Without the pictures, copy all the entries below exactly.
════════════════
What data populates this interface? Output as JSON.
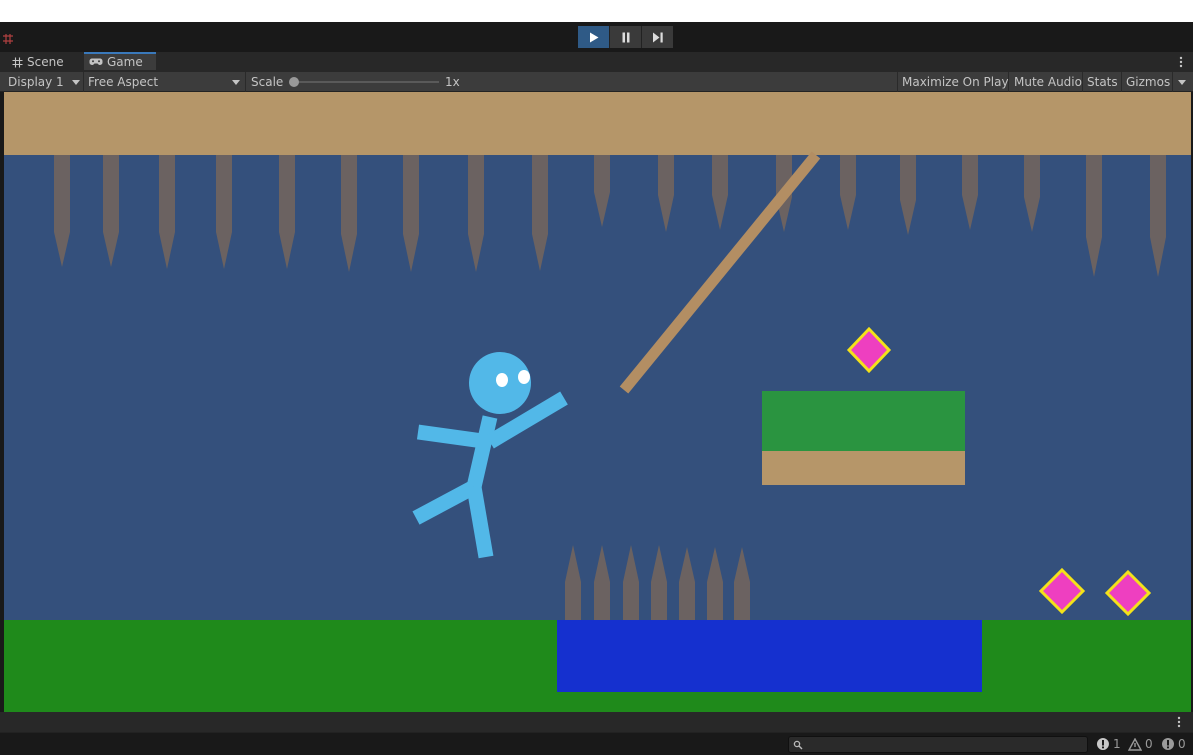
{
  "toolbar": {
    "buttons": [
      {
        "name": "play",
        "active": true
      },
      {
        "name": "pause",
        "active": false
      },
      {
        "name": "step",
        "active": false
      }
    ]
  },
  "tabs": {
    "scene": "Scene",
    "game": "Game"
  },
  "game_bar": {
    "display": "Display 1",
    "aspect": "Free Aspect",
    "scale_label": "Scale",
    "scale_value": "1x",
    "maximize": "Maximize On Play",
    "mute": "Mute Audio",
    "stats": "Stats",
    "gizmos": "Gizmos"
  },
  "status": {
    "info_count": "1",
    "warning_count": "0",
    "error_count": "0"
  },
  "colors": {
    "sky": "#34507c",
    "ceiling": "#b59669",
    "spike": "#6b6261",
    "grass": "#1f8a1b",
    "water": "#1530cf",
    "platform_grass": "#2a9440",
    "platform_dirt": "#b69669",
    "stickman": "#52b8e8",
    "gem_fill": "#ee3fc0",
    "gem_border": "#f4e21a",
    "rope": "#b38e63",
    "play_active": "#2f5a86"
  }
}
════════════════
• **Exercise result**
What data populates this interface? Output as JSON.
{
  "toolbar": {
    "buttons": [
      {
        "name": "play",
        "active": true
      },
      {
        "name": "pause",
        "active": false
      },
      {
        "name": "step",
        "active": false
      }
    ]
  },
  "tabs": {
    "scene": "Scene",
    "game": "Game"
  },
  "game_bar": {
    "display": "Display 1",
    "aspect": "Free Aspect",
    "scale_label": "Scale",
    "scale_value": "1x",
    "maximize": "Maximize On Play",
    "mute": "Mute Audio",
    "stats": "Stats",
    "gizmos": "Gizmos"
  },
  "status": {
    "info_count": "1",
    "warning_count": "0",
    "error_count": "0"
  },
  "colors": {
    "sky": "#34507c",
    "ceiling": "#b59669",
    "spike": "#6b6261",
    "grass": "#1f8a1b",
    "water": "#1530cf",
    "platform_grass": "#2a9440",
    "platform_dirt": "#b69669",
    "stickman": "#52b8e8",
    "gem_fill": "#ee3fc0",
    "gem_border": "#f4e21a",
    "rope": "#b38e63",
    "play_active": "#2f5a86"
  }
}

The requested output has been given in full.